● **Goal**
Reproduce all of the data that follows, character for character.
================
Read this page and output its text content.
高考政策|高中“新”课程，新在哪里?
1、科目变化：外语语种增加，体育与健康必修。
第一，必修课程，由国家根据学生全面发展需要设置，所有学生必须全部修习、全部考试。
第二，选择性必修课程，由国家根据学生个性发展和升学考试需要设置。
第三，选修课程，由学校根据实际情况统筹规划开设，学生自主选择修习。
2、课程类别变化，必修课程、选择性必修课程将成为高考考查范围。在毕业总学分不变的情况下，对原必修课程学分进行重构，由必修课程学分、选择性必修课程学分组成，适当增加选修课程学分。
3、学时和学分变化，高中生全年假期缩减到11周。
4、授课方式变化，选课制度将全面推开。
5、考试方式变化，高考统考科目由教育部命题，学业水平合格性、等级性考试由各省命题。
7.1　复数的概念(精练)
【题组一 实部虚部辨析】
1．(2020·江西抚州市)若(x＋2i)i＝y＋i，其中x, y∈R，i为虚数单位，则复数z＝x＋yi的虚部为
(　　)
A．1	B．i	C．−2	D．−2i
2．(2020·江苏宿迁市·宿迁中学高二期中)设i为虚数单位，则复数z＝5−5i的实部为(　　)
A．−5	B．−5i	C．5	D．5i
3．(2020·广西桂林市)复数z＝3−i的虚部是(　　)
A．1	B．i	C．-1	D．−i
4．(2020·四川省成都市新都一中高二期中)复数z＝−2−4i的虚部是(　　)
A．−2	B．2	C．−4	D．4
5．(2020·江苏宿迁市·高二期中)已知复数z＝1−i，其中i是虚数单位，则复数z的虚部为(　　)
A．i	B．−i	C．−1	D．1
================
● **Output of the exercise**
Read this page and output its text content.
高考政策|高中“新”课程，新在哪里?
1、科目变化：外语语种增加，体育与健康必修。
第一，必修课程，由国家根据学生全面发展需要设置，所有学生必须全部修习、全部考试。
第二，选择性必修课程，由国家根据学生个性发展和升学考试需要设置。
第三，选修课程，由学校根据实际情况统筹规划开设，学生自主选择修习。
2、课程类别变化，必修课程、选择性必修课程将成为高考考查范围。在毕业总学分不变的情况下，对原必修课程学分进行重构，由必修课程学分、选择性必修课程学分组成，适当增加选修课程学分。
3、学时和学分变化，高中生全年假期缩减到11周。
4、授课方式变化，选课制度将全面推开。
5、考试方式变化，高考统考科目由教育部命题，学业水平合格性、等级性考试由各省命题。
7.1　复数的概念(精练)
【题组一 实部虚部辨析】
1．(2020·江西抚州市)若(x＋2i)i＝y＋i，其中x, y∈R，i为虚数单位，则复数z＝x＋yi的虚部为
(　　)
A．1	B．i	C．−2	D．−2i
2．(2020·江苏宿迁市·宿迁中学高二期中)设i为虚数单位，则复数z＝5−5i的实部为(　　)
A．−5	B．−5i	C．5	D．5i
3．(2020·广西桂林市)复数z＝3−i的虚部是(　　)
A．1	B．i	C．-1	D．−i
4．(2020·四川省成都市新都一中高二期中)复数z＝−2−4i的虚部是(　　)
A．−2	B．2	C．−4	D．4
5．(2020·江苏宿迁市·高二期中)已知复数z＝1−i，其中i是虚数单位，则复数z的虚部为(　　)
A．i	B．−i	C．−1	D．1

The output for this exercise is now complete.